> Exercise details: Transcribe all of the material exactly.

══ The records

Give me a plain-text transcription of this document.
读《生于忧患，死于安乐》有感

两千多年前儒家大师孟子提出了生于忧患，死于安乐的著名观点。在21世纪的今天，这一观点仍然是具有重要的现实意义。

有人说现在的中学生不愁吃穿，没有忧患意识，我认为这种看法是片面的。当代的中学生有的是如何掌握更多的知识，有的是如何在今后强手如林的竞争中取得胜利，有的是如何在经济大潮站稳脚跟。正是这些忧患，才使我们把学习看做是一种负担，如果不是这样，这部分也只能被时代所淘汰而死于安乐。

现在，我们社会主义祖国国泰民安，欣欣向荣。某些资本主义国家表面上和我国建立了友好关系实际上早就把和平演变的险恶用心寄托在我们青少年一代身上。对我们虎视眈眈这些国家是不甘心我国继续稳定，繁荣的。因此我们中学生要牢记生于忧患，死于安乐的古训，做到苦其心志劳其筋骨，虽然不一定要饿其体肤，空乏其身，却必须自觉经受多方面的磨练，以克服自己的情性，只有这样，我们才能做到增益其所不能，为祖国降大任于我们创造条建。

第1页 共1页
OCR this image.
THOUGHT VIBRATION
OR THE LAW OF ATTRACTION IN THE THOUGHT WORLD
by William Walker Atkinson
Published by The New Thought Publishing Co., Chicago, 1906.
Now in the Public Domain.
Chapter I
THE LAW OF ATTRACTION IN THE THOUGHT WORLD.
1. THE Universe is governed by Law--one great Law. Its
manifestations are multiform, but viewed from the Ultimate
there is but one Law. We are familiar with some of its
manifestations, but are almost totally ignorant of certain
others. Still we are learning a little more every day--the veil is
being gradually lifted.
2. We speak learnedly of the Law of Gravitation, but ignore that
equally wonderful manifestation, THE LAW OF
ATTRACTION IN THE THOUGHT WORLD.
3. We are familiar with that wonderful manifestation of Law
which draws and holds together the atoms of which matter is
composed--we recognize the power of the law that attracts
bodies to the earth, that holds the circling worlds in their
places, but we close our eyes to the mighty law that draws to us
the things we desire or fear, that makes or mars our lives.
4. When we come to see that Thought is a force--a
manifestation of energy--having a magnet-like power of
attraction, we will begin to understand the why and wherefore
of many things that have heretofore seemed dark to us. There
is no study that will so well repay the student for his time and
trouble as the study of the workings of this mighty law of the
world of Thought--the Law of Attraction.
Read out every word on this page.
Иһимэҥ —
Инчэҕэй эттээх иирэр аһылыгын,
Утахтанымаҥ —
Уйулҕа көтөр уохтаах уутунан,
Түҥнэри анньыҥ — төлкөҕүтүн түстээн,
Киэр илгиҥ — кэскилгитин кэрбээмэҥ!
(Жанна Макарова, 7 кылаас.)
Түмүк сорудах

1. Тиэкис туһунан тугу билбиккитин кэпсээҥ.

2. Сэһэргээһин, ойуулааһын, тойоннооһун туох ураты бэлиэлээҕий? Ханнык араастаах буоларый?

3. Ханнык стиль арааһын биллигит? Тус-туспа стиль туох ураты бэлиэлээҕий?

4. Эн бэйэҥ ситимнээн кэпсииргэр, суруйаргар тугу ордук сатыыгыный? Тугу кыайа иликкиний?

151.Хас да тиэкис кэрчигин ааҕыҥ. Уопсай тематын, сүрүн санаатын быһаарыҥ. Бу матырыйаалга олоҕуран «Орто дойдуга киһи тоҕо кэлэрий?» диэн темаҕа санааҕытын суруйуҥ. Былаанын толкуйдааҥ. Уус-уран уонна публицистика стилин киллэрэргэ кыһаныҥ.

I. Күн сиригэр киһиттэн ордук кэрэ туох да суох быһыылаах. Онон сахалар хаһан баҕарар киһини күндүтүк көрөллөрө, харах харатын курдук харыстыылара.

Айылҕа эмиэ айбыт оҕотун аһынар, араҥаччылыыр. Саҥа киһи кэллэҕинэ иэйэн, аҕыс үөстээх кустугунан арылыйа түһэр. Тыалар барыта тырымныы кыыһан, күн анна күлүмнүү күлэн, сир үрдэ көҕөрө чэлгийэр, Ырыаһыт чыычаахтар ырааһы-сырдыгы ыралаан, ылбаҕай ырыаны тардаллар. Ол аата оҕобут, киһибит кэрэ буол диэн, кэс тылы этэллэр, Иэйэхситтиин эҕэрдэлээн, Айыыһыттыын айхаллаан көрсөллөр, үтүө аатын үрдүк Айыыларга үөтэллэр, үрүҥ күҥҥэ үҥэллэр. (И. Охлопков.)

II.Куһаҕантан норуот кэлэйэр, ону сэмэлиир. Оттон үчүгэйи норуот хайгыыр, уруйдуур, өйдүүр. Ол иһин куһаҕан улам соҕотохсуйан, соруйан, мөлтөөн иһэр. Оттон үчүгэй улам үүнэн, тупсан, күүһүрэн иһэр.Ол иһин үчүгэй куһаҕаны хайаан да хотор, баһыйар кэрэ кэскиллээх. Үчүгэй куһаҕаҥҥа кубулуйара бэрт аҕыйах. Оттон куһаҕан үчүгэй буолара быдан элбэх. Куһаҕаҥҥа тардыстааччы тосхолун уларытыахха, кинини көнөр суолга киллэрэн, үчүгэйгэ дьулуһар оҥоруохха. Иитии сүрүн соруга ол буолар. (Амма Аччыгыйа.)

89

════

> Output for this exercise:
Give me a plain-text transcription of this document.
读《生于忧患，死于安乐》有感

两千多年前儒家大师孟子提出了生于忧患，死于安乐的著名观点。在21世纪的今天，这一观点仍然是具有重要的现实意义。

有人说现在的中学生不愁吃穿，没有忧患意识，我认为这种看法是片面的。当代的中学生有的是如何掌握更多的知识，有的是如何在今后强手如林的竞争中取得胜利，有的是如何在经济大潮站稳脚跟。正是这些忧患，才使我们把学习看做是一种负担，如果不是这样，这部分也只能被时代所淘汰而死于安乐。

现在，我们社会主义祖国国泰民安，欣欣向荣。某些资本主义国家表面上和我国建立了友好关系实际上早就把和平演变的险恶用心寄托在我们青少年一代身上。对我们虎视眈眈这些国家是不甘心我国继续稳定，繁荣的。因此我们中学生要牢记生于忧患，死于安乐的古训，做到苦其心志劳其筋骨，虽然不一定要饿其体肤，空乏其身，却必须自觉经受多方面的磨练，以克服自己的情性，只有这样，我们才能做到增益其所不能，为祖国降大任于我们创造条建。

第1页 共1页
OCR this image.
THOUGHT VIBRATION
OR THE LAW OF ATTRACTION IN THE THOUGHT WORLD
by William Walker Atkinson
Published by The New Thought Publishing Co., Chicago, 1906.
Now in the Public Domain.
Chapter I
THE LAW OF ATTRACTION IN THE THOUGHT WORLD.
1. THE Universe is governed by Law--one great Law. Its
manifestations are multiform, but viewed from the Ultimate
there is but one Law. We are familiar with some of its
manifestations, but are almost totally ignorant of certain
others. Still we are learning a little more every day--the veil is
being gradually lifted.
2. We speak learnedly of the Law of Gravitation, but ignore that
equally wonderful manifestation, THE LAW OF
ATTRACTION IN THE THOUGHT WORLD.
3. We are familiar with that wonderful manifestation of Law
which draws and holds together the atoms of which matter is
composed--we recognize the power of the law that attracts
bodies to the earth, that holds the circling worlds in their
places, but we close our eyes to the mighty law that draws to us
the things we desire or fear, that makes or mars our lives.
4. When we come to see that Thought is a force--a
manifestation of energy--having a magnet-like power of
attraction, we will begin to understand the why and wherefore
of many things that have heretofore seemed dark to us. There
is no study that will so well repay the student for his time and
trouble as the study of the workings of this mighty law of the
world of Thought--the Law of Attraction.
Read out every word on this page.
Иһимэҥ —
Инчэҕэй эттээх иирэр аһылыгын,
Утахтанымаҥ —
Уйулҕа көтөр уохтаах уутунан,
Түҥнэри анньыҥ — төлкөҕүтүн түстээн,
Киэр илгиҥ — кэскилгитин кэрбээмэҥ!
(Жанна Макарова, 7 кылаас.)
Түмүк сорудах

1. Тиэкис туһунан тугу билбиккитин кэпсээҥ.

2. Сэһэргээһин, ойуулааһын, тойоннооһун туох ураты бэлиэлээҕий? Ханнык араастаах буоларый?

3. Ханнык стиль арааһын биллигит? Тус-туспа стиль туох ураты бэлиэлээҕий?

4. Эн бэйэҥ ситимнээн кэпсииргэр, суруйаргар тугу ордук сатыыгыный? Тугу кыайа иликкиний?

151.Хас да тиэкис кэрчигин ааҕыҥ. Уопсай тематын, сүрүн санаатын быһаарыҥ. Бу матырыйаалга олоҕуран «Орто дойдуга киһи тоҕо кэлэрий?» диэн темаҕа санааҕытын суруйуҥ. Былаанын толкуйдааҥ. Уус-уран уонна публицистика стилин киллэрэргэ кыһаныҥ.

I. Күн сиригэр киһиттэн ордук кэрэ туох да суох быһыылаах. Онон сахалар хаһан баҕарар киһини күндүтүк көрөллөрө, харах харатын курдук харыстыылара.

Айылҕа эмиэ айбыт оҕотун аһынар, араҥаччылыыр. Саҥа киһи кэллэҕинэ иэйэн, аҕыс үөстээх кустугунан арылыйа түһэр. Тыалар барыта тырымныы кыыһан, күн анна күлүмнүү күлэн, сир үрдэ көҕөрө чэлгийэр, Ырыаһыт чыычаахтар ырааһы-сырдыгы ыралаан, ылбаҕай ырыаны тардаллар. Ол аата оҕобут, киһибит кэрэ буол диэн, кэс тылы этэллэр, Иэйэхситтиин эҕэрдэлээн, Айыыһыттыын айхаллаан көрсөллөр, үтүө аатын үрдүк Айыыларга үөтэллэр, үрүҥ күҥҥэ үҥэллэр. (И. Охлопков.)

II.Куһаҕантан норуот кэлэйэр, ону сэмэлиир. Оттон үчүгэйи норуот хайгыыр, уруйдуур, өйдүүр. Ол иһин куһаҕан улам соҕотохсуйан, соруйан, мөлтөөн иһэр. Оттон үчүгэй улам үүнэн, тупсан, күүһүрэн иһэр.Ол иһин үчүгэй куһаҕаны хайаан да хотор, баһыйар кэрэ кэскиллээх. Үчүгэй куһаҕаҥҥа кубулуйара бэрт аҕыйах. Оттон куһаҕан үчүгэй буолара быдан элбэх. Куһаҕаҥҥа тардыстааччы тосхолун уларытыахха, кинини көнөр суолга киллэрэн, үчүгэйгэ дьулуһар оҥоруохха. Иитии сүрүн соруга ол буолар. (Амма Аччыгыйа.)

89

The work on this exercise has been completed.